┌──
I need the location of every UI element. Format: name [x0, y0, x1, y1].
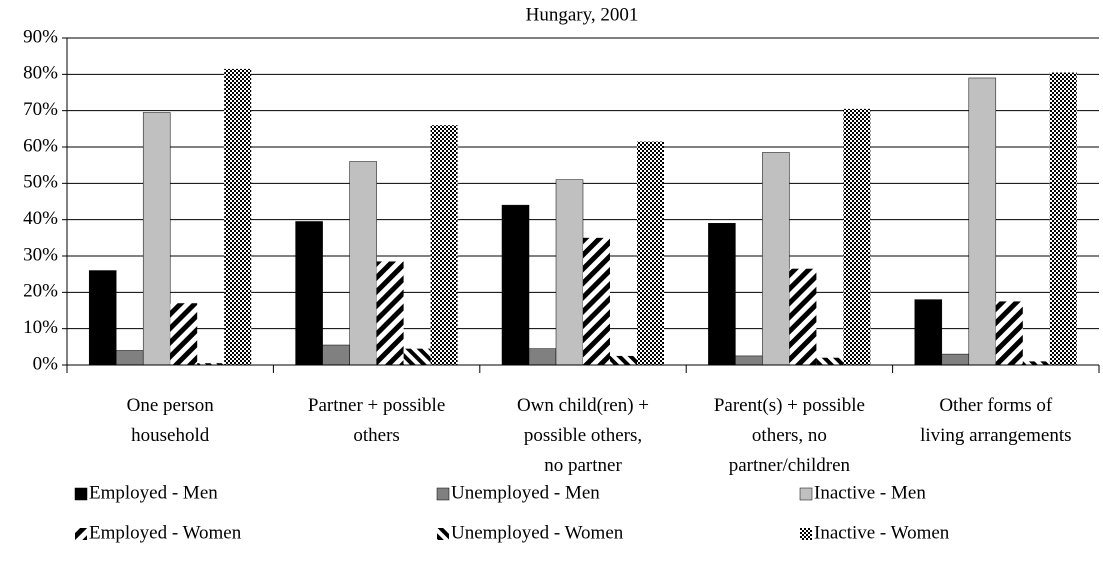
bar	[637, 141, 664, 365]
x-tick-line: others	[353, 425, 399, 446]
bar	[1022, 361, 1050, 365]
x-tick-line: household	[131, 425, 210, 446]
bar	[224, 68, 252, 365]
bar	[555, 179, 584, 366]
chart-title: Hungary, 2001	[526, 4, 639, 25]
legend-swatch	[74, 487, 88, 501]
bar	[170, 303, 198, 365]
bar	[610, 355, 637, 365]
legend-swatch	[75, 528, 87, 540]
y-tick-label: 10%	[23, 317, 58, 338]
legend-swatch	[436, 487, 450, 501]
bar	[708, 223, 736, 366]
x-tick-label: Parent(s) + possible others, no partner/ch…	[714, 395, 865, 476]
legend-swatch	[800, 528, 812, 540]
x-tick-line: living arrangements	[920, 425, 1071, 446]
x-tick-label: Own child(ren) + possible others, no partn…	[517, 395, 649, 476]
bar	[197, 363, 225, 365]
x-tick-line: Partner + possible	[308, 395, 445, 416]
y-tick-label: 80%	[23, 63, 58, 84]
bar	[528, 348, 557, 366]
bar	[88, 270, 117, 366]
x-tick-label: Other forms of living arrangements	[920, 395, 1071, 446]
bar	[501, 204, 530, 366]
legend-label: Unemployed - Women	[451, 522, 624, 543]
y-tick-label: 50%	[23, 172, 58, 193]
bar	[403, 348, 431, 365]
bar	[843, 108, 871, 365]
y-tick-label: 90%	[23, 26, 58, 47]
bar	[322, 344, 350, 366]
y-tick-label: 70%	[23, 99, 58, 120]
legend-swatch	[799, 487, 813, 501]
x-tick-line: Other forms of	[939, 395, 1053, 416]
bar	[789, 268, 817, 365]
x-tick-line: Parent(s) + possible	[714, 395, 865, 416]
bar	[295, 221, 323, 366]
x-tick-label: One person household	[127, 395, 215, 446]
bar	[1049, 72, 1077, 366]
y-tick-label: 20%	[23, 281, 58, 302]
y-tick-label: 40%	[23, 208, 58, 229]
bar	[941, 353, 970, 366]
x-tick-line: possible others,	[524, 425, 642, 446]
bar	[968, 77, 997, 366]
bar	[583, 237, 610, 365]
bar	[349, 161, 377, 366]
bar	[142, 112, 171, 366]
legend-label: Employed - Women	[89, 522, 242, 543]
x-tick-line: no partner	[544, 455, 622, 476]
legend-label: Unemployed - Men	[451, 482, 600, 503]
bar	[430, 125, 458, 365]
bar	[735, 355, 763, 366]
bar	[762, 152, 790, 366]
x-tick-line: Own child(ren) +	[517, 395, 649, 416]
x-tick-line: partner/children	[729, 455, 851, 476]
legend-label: Inactive - Men	[814, 482, 926, 503]
y-tick-label: 30%	[23, 244, 58, 265]
x-tick-label: Partner + possible others	[308, 395, 445, 446]
y-tick-label: 60%	[23, 135, 58, 156]
bar	[995, 301, 1023, 365]
bar	[376, 261, 404, 365]
x-tick-line: others, no	[752, 425, 827, 446]
bar	[115, 350, 144, 366]
legend-label: Employed - Men	[89, 482, 218, 503]
legend-swatch	[437, 528, 449, 540]
legend-label: Inactive - Women	[814, 522, 950, 543]
bar	[816, 357, 844, 365]
x-tick-line: One person	[127, 395, 215, 416]
bar	[914, 299, 943, 366]
y-tick-label: 0%	[33, 353, 59, 374]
└──
### STATED PROBLEM
Write out the data again, replacing "legend-swatch" with "legend-marker" each time it appears and leaving everything else unchanged. Leave out the picture.

### FINAL ANSWER
I need the location of every UI element. Format: name [x0, y0, x1, y1].
bar	[637, 141, 664, 365]
x-tick-line: others	[353, 425, 399, 446]
bar	[1022, 361, 1050, 365]
x-tick-line: household	[131, 425, 210, 446]
bar	[224, 68, 252, 365]
bar	[555, 179, 584, 366]
chart-title: Hungary, 2001	[526, 4, 639, 25]
legend-marker	[74, 487, 88, 501]
bar	[170, 303, 198, 365]
bar	[610, 355, 637, 365]
legend-marker	[75, 528, 87, 540]
y-tick-label: 10%	[23, 317, 58, 338]
legend-marker	[436, 487, 450, 501]
bar	[708, 223, 736, 366]
x-tick-label: Parent(s) + possible others, no partner/ch…	[714, 395, 865, 476]
legend-marker	[800, 528, 812, 540]
x-tick-line: living arrangements	[920, 425, 1071, 446]
x-tick-label: Own child(ren) + possible others, no partn…	[517, 395, 649, 476]
bar	[197, 363, 225, 365]
x-tick-line: Partner + possible	[308, 395, 445, 416]
y-tick-label: 80%	[23, 63, 58, 84]
bar	[528, 348, 557, 366]
bar	[88, 270, 117, 366]
x-tick-label: Other forms of living arrangements	[920, 395, 1071, 446]
bar	[501, 204, 530, 366]
legend-label: Unemployed - Women	[451, 522, 624, 543]
y-tick-label: 50%	[23, 172, 58, 193]
bar	[403, 348, 431, 365]
bar	[843, 108, 871, 365]
y-tick-label: 90%	[23, 26, 58, 47]
bar	[322, 344, 350, 366]
y-tick-label: 70%	[23, 99, 58, 120]
legend-marker	[799, 487, 813, 501]
x-tick-line: Other forms of	[939, 395, 1053, 416]
bar	[789, 268, 817, 365]
x-tick-line: Parent(s) + possible	[714, 395, 865, 416]
bar	[295, 221, 323, 366]
x-tick-label: One person household	[127, 395, 215, 446]
bar	[1049, 72, 1077, 366]
y-tick-label: 20%	[23, 281, 58, 302]
y-tick-label: 40%	[23, 208, 58, 229]
bar	[941, 353, 970, 366]
x-tick-line: possible others,	[524, 425, 642, 446]
bar	[968, 77, 997, 366]
bar	[583, 237, 610, 365]
bar	[349, 161, 377, 366]
bar	[142, 112, 171, 366]
legend-label: Employed - Women	[89, 522, 242, 543]
x-tick-line: no partner	[544, 455, 622, 476]
legend-label: Unemployed - Men	[451, 482, 600, 503]
bar	[430, 125, 458, 365]
bar	[735, 355, 763, 366]
bar	[762, 152, 790, 366]
x-tick-line: Own child(ren) +	[517, 395, 649, 416]
x-tick-line: partner/children	[729, 455, 851, 476]
legend-label: Inactive - Men	[814, 482, 926, 503]
y-tick-label: 30%	[23, 244, 58, 265]
x-tick-label: Partner + possible others	[308, 395, 445, 446]
y-tick-label: 60%	[23, 135, 58, 156]
bar	[995, 301, 1023, 365]
bar	[376, 261, 404, 365]
x-tick-line: others, no	[752, 425, 827, 446]
bar	[115, 350, 144, 366]
legend-label: Employed - Men	[89, 482, 218, 503]
legend-marker	[437, 528, 449, 540]
legend-label: Inactive - Women	[814, 522, 950, 543]
bar	[816, 357, 844, 365]
x-tick-line: One person	[127, 395, 215, 416]
bar	[914, 299, 943, 366]
y-tick-label: 0%	[33, 353, 59, 374]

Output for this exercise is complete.